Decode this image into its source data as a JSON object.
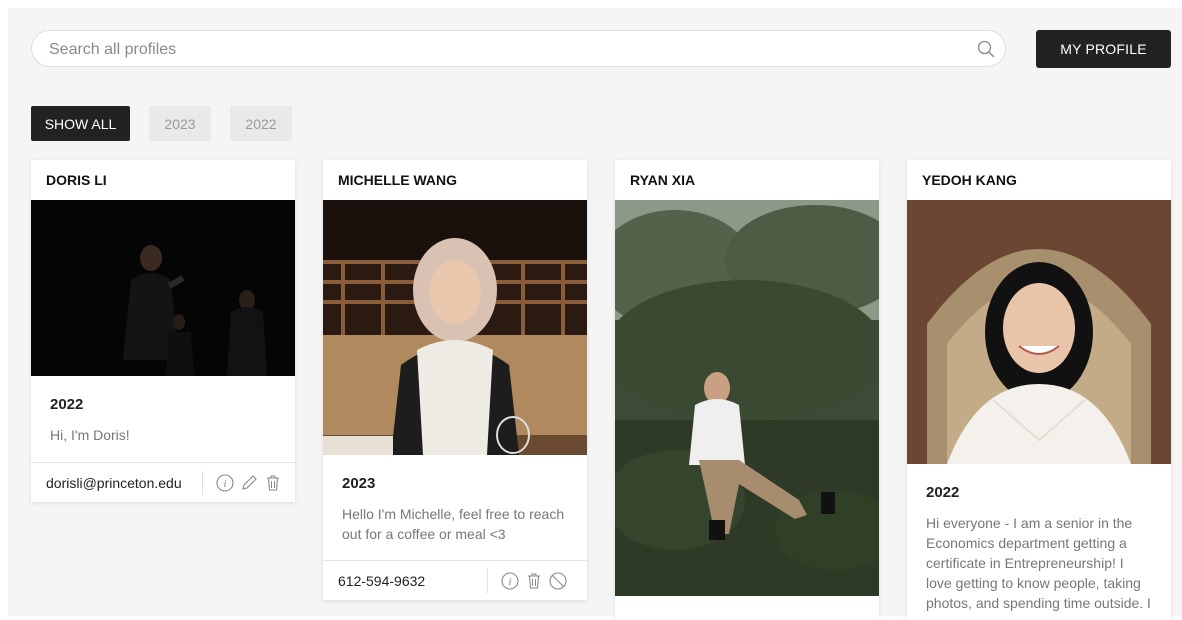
{
  "search": {
    "placeholder": "Search all profiles"
  },
  "header": {
    "my_profile_label": "MY PROFILE"
  },
  "filters": [
    {
      "label": "SHOW ALL",
      "active": true
    },
    {
      "label": "2023",
      "active": false
    },
    {
      "label": "2022",
      "active": false
    }
  ],
  "cards": [
    {
      "name": "DORIS LI",
      "year": "2022",
      "bio": "Hi, I'm Doris!",
      "contact": "dorisli@princeton.edu",
      "actions": [
        "info-icon",
        "pencil-icon",
        "trash-icon"
      ]
    },
    {
      "name": "MICHELLE WANG",
      "year": "2023",
      "bio": "Hello I'm Michelle, feel free to reach out for a coffee or meal <3",
      "contact": "612-594-9632",
      "actions": [
        "info-icon",
        "trash-icon",
        "block-icon"
      ]
    },
    {
      "name": "RYAN XIA"
    },
    {
      "name": "YEDOH KANG",
      "year": "2022",
      "bio": "Hi everyone - I am a senior in the Economics department getting a certificate in Entrepreneurship! I love getting to know people, taking photos, and spending time outside. I"
    }
  ],
  "colors": {
    "dark": "#222222",
    "inactive_bg": "#e9e9e9",
    "muted_text": "#777777"
  }
}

**Task requirements**
Review the material and copy each line in which the word "icon" appears.

**Complete response**
        "info-icon",
        "pencil-icon",
        "trash-icon"
        "info-icon",
        "trash-icon",
        "block-icon"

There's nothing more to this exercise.